##### Dataset

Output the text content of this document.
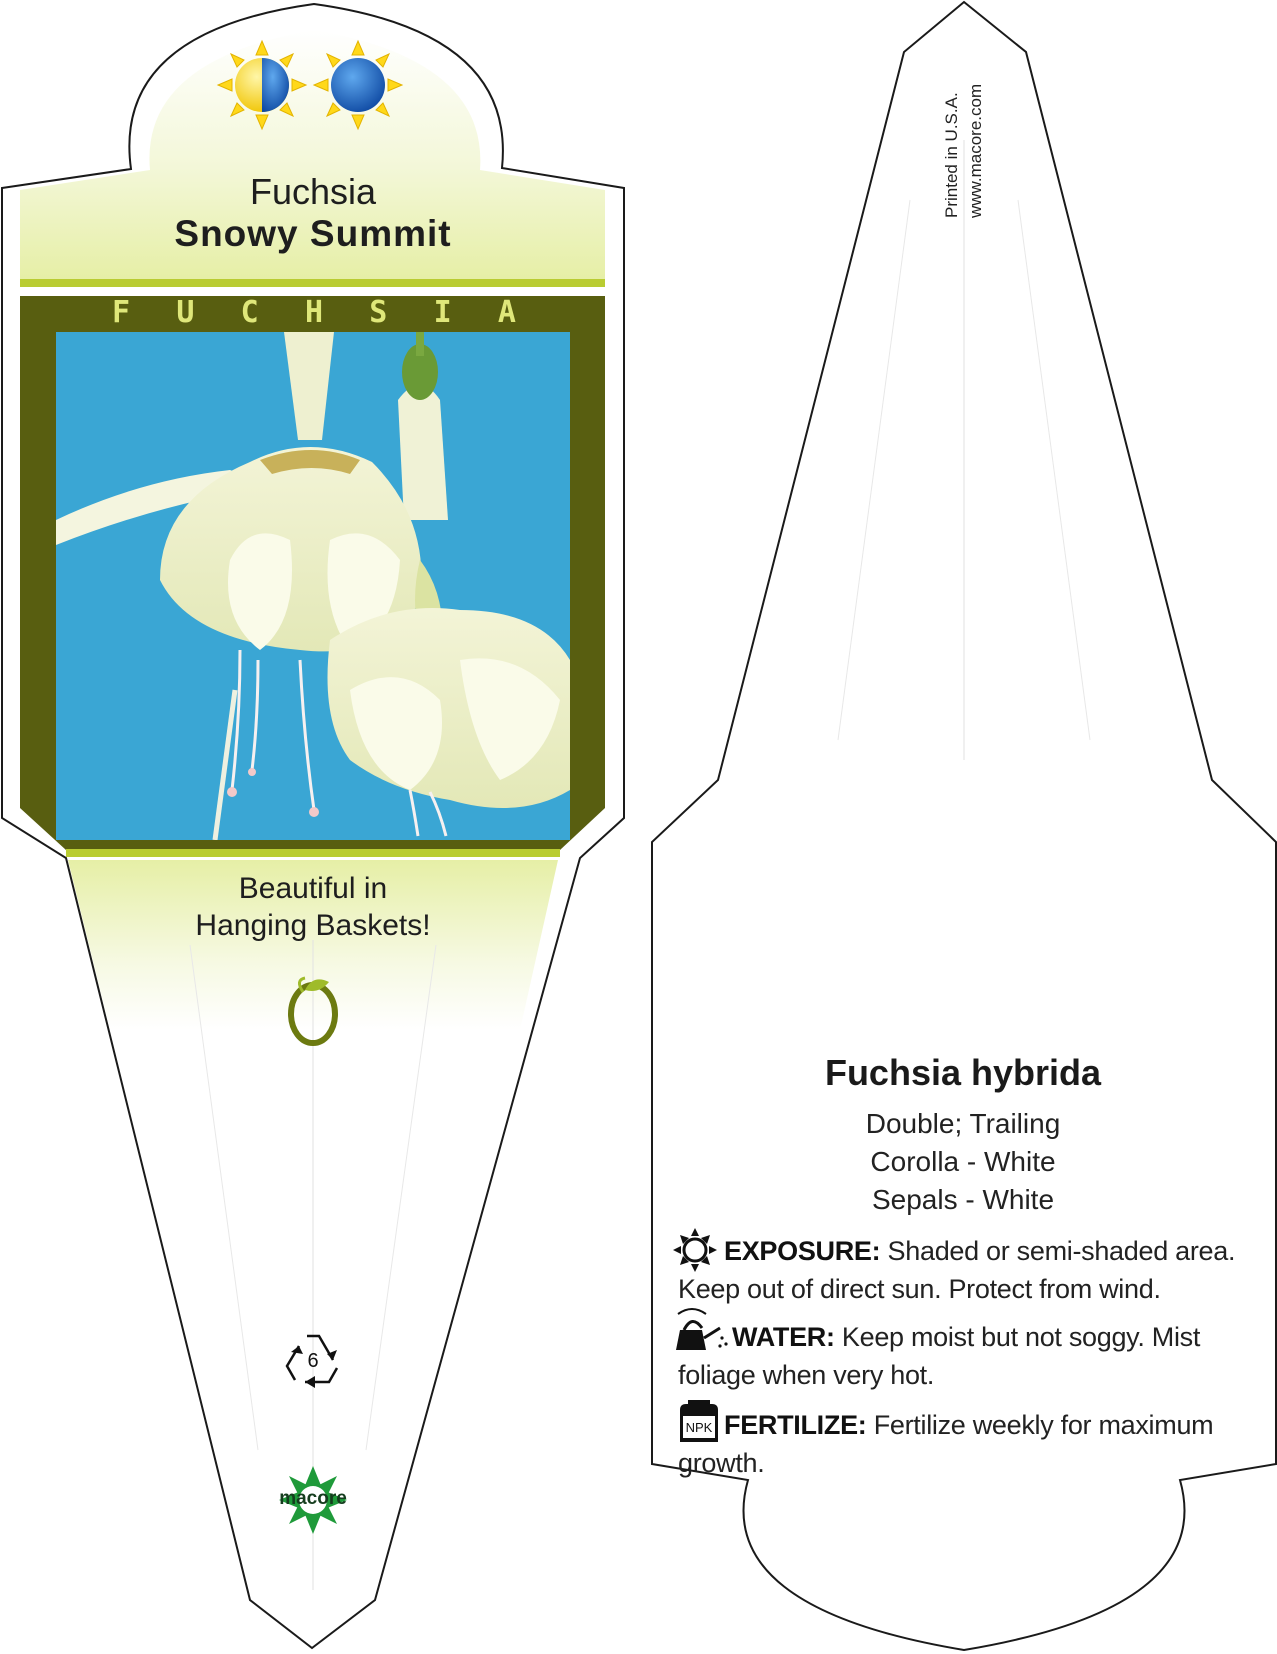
Fuchsia

Snowy Summit

F U C H S I A
Beautiful in
Hanging Baskets!

6

macore

Printed in U.S.A. www.macore.com

Fuchsia hybrida

Double; Trailing
Corolla - White
Sepals - White
EXPOSURE: Shaded or semi-shaded area. Keep out of direct sun. Protect from wind.
WATER: Keep moist but not soggy. Mist foliage when very hot.
FERTILIZE: Fertilize weekly for maximum growth.

NPK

##########

■ Task brief ■
Restate each entry word for word, leaving out any pictures.

■ Task solution ■
Output the text content of this document.
Fuchsia

Snowy Summit

F U C H S I A
Beautiful in
Hanging Baskets!

6

macore

Printed in U.S.A. www.macore.com

Fuchsia hybrida

Double; Trailing
Corolla - White
Sepals - White
EXPOSURE: Shaded or semi-shaded area. Keep out of direct sun. Protect from wind.
WATER: Keep moist but not soggy. Mist foliage when very hot.
FERTILIZE: Fertilize weekly for maximum growth.

NPK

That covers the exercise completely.